Task directions:
Identify the lines that contain the word "name" and copy each one.
*** Input for this task
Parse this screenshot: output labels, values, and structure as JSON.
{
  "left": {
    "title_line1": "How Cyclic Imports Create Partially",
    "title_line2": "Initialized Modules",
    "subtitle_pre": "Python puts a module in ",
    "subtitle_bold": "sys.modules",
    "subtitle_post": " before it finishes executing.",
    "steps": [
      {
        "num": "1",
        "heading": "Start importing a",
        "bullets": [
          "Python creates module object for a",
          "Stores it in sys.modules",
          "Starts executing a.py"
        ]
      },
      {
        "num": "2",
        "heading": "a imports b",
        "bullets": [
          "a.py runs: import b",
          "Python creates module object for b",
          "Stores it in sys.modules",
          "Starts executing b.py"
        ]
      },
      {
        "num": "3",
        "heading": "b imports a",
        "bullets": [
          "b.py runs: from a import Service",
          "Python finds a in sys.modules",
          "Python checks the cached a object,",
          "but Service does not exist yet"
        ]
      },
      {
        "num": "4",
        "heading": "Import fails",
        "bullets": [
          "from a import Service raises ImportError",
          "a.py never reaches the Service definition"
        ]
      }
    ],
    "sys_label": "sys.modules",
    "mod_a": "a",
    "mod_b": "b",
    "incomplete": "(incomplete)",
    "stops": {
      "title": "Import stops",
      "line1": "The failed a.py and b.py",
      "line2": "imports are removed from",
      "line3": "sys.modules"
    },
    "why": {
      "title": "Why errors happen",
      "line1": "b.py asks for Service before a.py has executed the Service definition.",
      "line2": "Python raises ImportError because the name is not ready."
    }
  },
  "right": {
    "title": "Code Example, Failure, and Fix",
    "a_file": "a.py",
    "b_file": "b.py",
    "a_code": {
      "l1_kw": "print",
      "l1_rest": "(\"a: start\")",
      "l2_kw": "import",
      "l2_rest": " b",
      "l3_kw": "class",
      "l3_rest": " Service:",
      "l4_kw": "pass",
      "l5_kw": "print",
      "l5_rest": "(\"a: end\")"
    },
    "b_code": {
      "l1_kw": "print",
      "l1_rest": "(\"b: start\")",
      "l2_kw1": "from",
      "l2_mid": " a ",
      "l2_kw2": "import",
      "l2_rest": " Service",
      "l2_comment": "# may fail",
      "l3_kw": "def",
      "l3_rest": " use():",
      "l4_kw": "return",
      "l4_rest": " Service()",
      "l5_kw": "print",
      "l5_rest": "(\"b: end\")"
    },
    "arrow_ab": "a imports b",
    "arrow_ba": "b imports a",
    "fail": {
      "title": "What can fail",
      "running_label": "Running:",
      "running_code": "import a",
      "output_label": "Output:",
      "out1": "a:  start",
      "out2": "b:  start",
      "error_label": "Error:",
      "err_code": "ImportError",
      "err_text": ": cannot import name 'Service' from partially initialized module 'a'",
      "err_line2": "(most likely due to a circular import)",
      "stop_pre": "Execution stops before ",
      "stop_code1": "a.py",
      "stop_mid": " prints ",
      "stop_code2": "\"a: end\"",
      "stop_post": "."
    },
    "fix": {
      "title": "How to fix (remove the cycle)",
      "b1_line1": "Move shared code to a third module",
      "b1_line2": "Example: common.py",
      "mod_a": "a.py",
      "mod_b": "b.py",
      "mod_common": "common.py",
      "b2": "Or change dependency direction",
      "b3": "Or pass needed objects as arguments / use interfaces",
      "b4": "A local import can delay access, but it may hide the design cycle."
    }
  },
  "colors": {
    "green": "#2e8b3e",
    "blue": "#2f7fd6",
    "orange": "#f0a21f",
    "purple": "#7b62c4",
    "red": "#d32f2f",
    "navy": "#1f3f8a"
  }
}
******
Task response:
      "line2": "Python raises ImportError because the name is not ready."
      "err_text": ": cannot import name 'Service' from partially initialized module 'a'",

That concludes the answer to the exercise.